WRITTEN PROBLEM — Every line that contains the word "color" should be copied.

PROVIDED MATERIAL —

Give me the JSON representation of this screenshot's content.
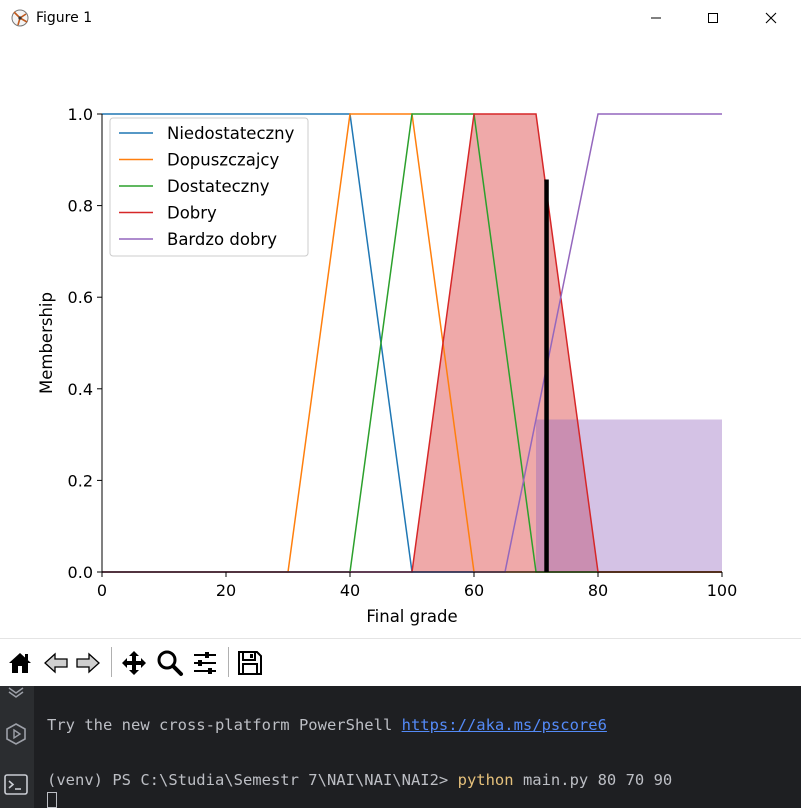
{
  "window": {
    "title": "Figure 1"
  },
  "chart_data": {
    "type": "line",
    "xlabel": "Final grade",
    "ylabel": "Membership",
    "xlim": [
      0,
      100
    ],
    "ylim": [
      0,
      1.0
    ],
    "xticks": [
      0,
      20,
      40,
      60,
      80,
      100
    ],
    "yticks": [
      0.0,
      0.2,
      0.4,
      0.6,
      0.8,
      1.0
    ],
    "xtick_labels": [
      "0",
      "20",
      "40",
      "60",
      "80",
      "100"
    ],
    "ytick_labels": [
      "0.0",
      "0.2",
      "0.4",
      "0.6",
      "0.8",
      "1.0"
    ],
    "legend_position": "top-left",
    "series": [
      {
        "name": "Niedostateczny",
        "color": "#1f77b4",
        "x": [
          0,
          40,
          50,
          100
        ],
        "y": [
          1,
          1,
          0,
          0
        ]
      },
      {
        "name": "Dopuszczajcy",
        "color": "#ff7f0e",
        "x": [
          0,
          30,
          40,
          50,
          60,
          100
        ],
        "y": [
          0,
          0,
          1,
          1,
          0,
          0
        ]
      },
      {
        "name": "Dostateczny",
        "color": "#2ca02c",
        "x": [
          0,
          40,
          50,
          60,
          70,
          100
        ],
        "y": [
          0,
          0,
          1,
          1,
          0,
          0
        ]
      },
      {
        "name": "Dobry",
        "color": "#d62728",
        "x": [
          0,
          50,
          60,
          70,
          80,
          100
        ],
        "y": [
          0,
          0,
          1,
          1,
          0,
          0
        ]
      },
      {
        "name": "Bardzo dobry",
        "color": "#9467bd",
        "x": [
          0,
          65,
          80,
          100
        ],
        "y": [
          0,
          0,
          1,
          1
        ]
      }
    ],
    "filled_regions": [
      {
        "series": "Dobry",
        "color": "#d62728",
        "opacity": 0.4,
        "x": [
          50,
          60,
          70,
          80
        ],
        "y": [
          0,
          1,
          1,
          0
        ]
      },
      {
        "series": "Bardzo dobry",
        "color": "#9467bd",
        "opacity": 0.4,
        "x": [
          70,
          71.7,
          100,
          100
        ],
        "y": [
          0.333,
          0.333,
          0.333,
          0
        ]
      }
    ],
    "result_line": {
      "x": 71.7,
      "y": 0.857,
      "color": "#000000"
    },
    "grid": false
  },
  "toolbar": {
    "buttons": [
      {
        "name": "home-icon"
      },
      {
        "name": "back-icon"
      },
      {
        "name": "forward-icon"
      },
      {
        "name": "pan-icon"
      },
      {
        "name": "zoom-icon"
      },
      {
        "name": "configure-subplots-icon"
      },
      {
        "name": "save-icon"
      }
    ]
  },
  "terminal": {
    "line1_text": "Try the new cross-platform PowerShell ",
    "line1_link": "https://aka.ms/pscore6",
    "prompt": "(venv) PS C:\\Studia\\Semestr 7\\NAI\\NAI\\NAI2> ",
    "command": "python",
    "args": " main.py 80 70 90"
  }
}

EXERCISE SOLUTION —
        "color": "#1f77b4",
        "color": "#ff7f0e",
        "color": "#2ca02c",
        "color": "#d62728",
        "color": "#9467bd",
        "color": "#d62728",
        "color": "#9467bd",
      "color": "#000000"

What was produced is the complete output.